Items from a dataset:
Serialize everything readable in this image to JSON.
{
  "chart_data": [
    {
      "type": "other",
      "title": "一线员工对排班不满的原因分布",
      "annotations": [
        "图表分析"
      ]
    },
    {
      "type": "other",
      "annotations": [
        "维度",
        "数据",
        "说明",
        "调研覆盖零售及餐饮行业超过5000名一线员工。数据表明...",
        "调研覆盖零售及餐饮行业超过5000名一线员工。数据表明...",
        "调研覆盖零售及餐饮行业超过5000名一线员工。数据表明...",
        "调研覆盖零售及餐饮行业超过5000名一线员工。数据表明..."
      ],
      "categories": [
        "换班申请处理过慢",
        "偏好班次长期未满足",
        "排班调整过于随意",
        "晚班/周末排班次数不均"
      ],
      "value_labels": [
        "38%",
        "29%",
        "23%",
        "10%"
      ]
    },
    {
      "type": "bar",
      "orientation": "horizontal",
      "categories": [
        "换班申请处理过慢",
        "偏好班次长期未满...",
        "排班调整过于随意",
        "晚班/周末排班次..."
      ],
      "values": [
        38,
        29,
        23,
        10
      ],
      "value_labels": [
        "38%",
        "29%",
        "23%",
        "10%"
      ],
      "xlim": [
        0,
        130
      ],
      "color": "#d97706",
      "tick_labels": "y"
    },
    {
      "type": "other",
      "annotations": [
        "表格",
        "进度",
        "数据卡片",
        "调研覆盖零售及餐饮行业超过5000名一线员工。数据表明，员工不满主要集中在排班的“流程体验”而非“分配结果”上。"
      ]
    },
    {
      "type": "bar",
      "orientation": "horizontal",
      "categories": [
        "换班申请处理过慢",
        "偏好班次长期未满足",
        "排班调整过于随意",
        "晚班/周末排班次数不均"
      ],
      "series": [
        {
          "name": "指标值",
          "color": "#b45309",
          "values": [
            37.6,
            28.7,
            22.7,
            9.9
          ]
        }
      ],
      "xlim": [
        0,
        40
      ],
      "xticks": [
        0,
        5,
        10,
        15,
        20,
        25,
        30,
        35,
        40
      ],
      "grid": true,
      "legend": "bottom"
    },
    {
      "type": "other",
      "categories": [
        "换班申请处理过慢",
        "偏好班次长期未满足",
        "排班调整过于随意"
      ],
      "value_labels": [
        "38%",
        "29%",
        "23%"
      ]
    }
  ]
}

▸ Aim of the task: Would you copy out each line exactly as written?

▸ Result of this exercise:
Serialize everything readable in this image to JSON.
{
  "chart_data": [
    {
      "type": "other",
      "title": "一线员工对排班不满的原因分布",
      "annotations": [
        "图表分析"
      ]
    },
    {
      "type": "other",
      "annotations": [
        "维度",
        "数据",
        "说明",
        "调研覆盖零售及餐饮行业超过5000名一线员工。数据表明...",
        "调研覆盖零售及餐饮行业超过5000名一线员工。数据表明...",
        "调研覆盖零售及餐饮行业超过5000名一线员工。数据表明...",
        "调研覆盖零售及餐饮行业超过5000名一线员工。数据表明..."
      ],
      "categories": [
        "换班申请处理过慢",
        "偏好班次长期未满足",
        "排班调整过于随意",
        "晚班/周末排班次数不均"
      ],
      "value_labels": [
        "38%",
        "29%",
        "23%",
        "10%"
      ]
    },
    {
      "type": "bar",
      "orientation": "horizontal",
      "categories": [
        "换班申请处理过慢",
        "偏好班次长期未满...",
        "排班调整过于随意",
        "晚班/周末排班次..."
      ],
      "values": [
        38,
        29,
        23,
        10
      ],
      "value_labels": [
        "38%",
        "29%",
        "23%",
        "10%"
      ],
      "xlim": [
        0,
        130
      ],
      "color": "#d97706",
      "tick_labels": "y"
    },
    {
      "type": "other",
      "annotations": [
        "表格",
        "进度",
        "数据卡片",
        "调研覆盖零售及餐饮行业超过5000名一线员工。数据表明，员工不满主要集中在排班的“流程体验”而非“分配结果”上。"
      ]
    },
    {
      "type": "bar",
      "orientation": "horizontal",
      "categories": [
        "换班申请处理过慢",
        "偏好班次长期未满足",
        "排班调整过于随意",
        "晚班/周末排班次数不均"
      ],
      "series": [
        {
          "name": "指标值",
          "color": "#b45309",
          "values": [
            37.6,
            28.7,
            22.7,
            9.9
          ]
        }
      ],
      "xlim": [
        0,
        40
      ],
      "xticks": [
        0,
        5,
        10,
        15,
        20,
        25,
        30,
        35,
        40
      ],
      "grid": true,
      "legend": "bottom"
    },
    {
      "type": "other",
      "categories": [
        "换班申请处理过慢",
        "偏好班次长期未满足",
        "排班调整过于随意"
      ],
      "value_labels": [
        "38%",
        "29%",
        "23%"
      ]
    }
  ]
}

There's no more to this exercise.